═══ Extract to read ═══

British actress and model (1980–2009)

Lucy Imogen Gordon (22 May 1980 – 20 May 2009) was an English actress and model. She became a face of CoverGirl in 1997 before starting an acting career.

She broke through in Cédric Klapisch's Russian Dolls in 2005.

Her first film was Perfume in 2001 before going on to have small roles in Spider-Man 3, Serendipity, and The Four Feathers. Gordon had played the actress and singer Jane Birkin in the film Gainsbourg, a biopic of singer-songwriter Serge Gainsbourg. Before the film was released, she hanged herself in her flat in Paris on 20 May 2009.

==Early life==
Lucy Imogen Gordon was born on 22 May 1980, in Oxford, England. She went to Oxford High School. She moved to Paris after living in New York City for several years.

==Career==
While in the fourth form of Oxford High School she was noticed by a talent-spotter from a modelling agency as she and her mother visited a Clothes Show Live exhibition. She went on to appear as one of the faces of CoverGirl and soon after she moved into acting. She was signed to Select modelling agency in London and had appeared in the covers of Italian Glamour and Elle.

Gordon made her film debut in the 2001 as the character Sarah in Perfume. She appeared alongside Heath Ledger in the 2002 film The Four Feathers. She appeared as the reporter Jennifer Dugan in the 2007 film Spider-Man 3.

═══ Records ═══

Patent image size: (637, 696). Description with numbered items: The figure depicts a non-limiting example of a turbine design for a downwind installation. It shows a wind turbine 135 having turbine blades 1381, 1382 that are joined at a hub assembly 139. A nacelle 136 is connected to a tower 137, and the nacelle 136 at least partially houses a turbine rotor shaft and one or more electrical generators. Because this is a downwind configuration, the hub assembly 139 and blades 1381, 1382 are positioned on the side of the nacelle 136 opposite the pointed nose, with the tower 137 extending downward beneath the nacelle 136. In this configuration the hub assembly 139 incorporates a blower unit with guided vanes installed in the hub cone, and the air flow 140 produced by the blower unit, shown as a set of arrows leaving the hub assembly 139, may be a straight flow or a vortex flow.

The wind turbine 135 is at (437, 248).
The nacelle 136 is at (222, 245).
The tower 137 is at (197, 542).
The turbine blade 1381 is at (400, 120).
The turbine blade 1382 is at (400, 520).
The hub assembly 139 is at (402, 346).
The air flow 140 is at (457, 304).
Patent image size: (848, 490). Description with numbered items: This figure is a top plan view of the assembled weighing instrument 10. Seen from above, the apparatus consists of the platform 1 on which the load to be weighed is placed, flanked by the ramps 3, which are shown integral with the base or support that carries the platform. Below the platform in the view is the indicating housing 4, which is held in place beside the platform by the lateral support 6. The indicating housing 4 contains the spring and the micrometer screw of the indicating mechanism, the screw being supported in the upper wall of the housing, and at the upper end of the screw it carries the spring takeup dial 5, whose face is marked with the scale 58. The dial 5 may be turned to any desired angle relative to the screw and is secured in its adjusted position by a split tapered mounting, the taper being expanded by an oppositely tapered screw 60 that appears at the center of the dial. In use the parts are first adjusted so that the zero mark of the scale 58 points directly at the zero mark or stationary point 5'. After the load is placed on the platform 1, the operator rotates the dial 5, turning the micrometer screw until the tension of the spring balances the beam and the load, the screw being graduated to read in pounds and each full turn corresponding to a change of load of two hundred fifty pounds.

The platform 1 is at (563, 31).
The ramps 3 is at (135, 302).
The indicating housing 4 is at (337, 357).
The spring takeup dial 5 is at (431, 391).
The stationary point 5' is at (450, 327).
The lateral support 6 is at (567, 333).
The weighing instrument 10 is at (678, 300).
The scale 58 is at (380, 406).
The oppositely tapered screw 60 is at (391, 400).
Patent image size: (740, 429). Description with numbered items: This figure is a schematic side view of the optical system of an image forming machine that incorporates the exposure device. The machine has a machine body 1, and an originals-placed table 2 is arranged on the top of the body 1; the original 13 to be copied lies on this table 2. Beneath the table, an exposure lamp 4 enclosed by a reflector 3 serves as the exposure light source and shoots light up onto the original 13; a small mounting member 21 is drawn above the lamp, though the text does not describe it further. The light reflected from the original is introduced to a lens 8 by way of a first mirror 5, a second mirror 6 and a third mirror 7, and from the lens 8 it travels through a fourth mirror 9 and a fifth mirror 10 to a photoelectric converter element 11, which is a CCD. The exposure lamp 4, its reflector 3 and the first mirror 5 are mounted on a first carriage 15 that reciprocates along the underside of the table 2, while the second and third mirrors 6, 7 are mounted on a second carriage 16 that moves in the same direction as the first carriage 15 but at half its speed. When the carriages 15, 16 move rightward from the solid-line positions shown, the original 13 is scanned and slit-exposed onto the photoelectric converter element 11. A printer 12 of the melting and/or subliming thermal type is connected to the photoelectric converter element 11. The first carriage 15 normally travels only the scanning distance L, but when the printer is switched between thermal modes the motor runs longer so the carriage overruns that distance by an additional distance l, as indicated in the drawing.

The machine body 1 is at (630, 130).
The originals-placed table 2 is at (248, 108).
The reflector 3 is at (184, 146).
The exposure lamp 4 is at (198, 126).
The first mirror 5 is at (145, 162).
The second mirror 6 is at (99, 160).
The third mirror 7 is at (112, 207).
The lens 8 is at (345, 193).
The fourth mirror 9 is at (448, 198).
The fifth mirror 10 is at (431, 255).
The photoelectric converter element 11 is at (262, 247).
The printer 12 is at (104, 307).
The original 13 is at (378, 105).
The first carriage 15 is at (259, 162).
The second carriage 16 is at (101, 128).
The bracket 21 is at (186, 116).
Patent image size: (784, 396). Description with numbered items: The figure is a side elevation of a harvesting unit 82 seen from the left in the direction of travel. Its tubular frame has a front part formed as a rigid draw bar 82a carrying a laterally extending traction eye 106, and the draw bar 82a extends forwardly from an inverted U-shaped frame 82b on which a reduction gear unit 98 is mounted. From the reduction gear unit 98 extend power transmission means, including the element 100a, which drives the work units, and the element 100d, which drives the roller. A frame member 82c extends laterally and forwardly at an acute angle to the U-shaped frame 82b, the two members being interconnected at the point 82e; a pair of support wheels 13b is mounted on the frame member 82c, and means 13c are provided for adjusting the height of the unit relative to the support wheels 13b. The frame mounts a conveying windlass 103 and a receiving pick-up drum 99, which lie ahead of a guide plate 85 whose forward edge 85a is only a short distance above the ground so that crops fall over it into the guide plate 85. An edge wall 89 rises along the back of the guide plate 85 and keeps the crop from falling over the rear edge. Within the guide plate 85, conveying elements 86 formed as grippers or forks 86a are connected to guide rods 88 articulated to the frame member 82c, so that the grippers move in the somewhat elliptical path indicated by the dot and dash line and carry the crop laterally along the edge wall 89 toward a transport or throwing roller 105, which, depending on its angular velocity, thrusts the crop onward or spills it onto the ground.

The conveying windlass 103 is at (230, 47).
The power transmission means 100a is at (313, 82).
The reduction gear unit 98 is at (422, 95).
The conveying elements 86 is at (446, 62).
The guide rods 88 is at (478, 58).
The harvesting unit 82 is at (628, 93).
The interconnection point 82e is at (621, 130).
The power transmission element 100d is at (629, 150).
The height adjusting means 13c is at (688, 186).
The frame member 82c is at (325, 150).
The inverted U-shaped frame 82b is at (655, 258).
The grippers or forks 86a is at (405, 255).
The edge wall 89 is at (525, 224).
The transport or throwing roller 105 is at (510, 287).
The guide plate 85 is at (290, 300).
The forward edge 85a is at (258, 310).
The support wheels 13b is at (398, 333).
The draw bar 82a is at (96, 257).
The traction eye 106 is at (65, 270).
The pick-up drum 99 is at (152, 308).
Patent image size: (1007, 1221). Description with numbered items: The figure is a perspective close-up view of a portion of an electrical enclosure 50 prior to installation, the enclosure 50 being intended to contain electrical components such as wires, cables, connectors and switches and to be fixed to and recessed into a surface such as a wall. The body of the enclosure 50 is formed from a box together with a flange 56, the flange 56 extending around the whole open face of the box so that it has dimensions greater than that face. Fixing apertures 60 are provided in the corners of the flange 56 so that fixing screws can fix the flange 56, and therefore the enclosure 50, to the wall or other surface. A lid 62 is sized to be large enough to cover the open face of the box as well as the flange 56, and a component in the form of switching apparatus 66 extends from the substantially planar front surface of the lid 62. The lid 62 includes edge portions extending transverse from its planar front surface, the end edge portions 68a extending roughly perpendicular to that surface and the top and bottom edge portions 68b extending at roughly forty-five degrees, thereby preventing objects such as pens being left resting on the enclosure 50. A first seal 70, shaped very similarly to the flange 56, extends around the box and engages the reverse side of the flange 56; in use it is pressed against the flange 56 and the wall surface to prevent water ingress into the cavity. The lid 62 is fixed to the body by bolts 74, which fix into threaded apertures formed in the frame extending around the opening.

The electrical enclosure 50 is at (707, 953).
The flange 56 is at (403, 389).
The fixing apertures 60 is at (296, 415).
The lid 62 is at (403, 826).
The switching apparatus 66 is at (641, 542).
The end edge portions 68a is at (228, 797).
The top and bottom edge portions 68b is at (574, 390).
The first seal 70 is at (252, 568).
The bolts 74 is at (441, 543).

═══

Work task 1>
Can you sum up the Lucy Gordon passage in two sentences?
Work task 2>
Could you reproduce the Lucy Gordon passage between "Lucy Imogen Gordon (22" and "20 May 2009.", inclusive?
Work task 3>
How would the Lucy Gordon passage go on after its last sentence? Write the continuation.
These rows were taken from a different source than the Lucy Gordon passage.

Response box 1>
Lucy Imogen Gordon (1980–2009) was an English actress and model from Oxford who was noticed by a modelling agency's talent-spotter, became a face of CoverGirl in 1997, and then moved into acting, breaking through in Russian Dolls in 2005. After her 2001 debut in Perfume and roles in films such as The Four Feathers and Spider-Man 3, she played Jane Birkin in Gainsbourg but hanged herself in her Paris flat on 20 May 2009, before that film was released.

Response box 2>
Lucy Imogen Gordon (22 May 1980 – 20 May 2009) was an English actress and model. She became a face of CoverGirl in 1997 before starting an acting career.

She broke through in Cédric Klapisch's Russian Dolls in 2005.

Her first film was Perfume in 2001 before going on to have small roles in Spider-Man 3, Serendipity, and The Four Feathers. Gordon had played the actress and singer Jane Birkin in the film Gainsbourg, a biopic of singer-songwriter Serge Gainsbourg. Before the film was released, she hanged herself in her flat in Paris on 20 May 2009.

Response box 3>
Gordon played the actress and singer Jane Birkin in a film biopic of singer-songwriter Serge Gainsbourg. The film, entitled Serge Gainsbourg, vie héroïque was presented at the 2009 Cannes Film Festival and was released in early 2010. Gordon's father, Richard Gordon said that she had loved playing her latest role in this film about Gainsbourg. The director Joann Sfar and the producers of the film Marc du Pontavice and Didier Lupfer released a statement that the film "owes a lot to the generosity, gentleness and immense talent of Lucy Gordon."

==Death==
On 20 May 2009, Gordon was found hanging by an electrical wire in the Paris flat she shared with her French boyfriend, Jérôme Alméras, just 2 days shy of her 29th birthday. A French police official said she appeared to have committed suicide by hanging.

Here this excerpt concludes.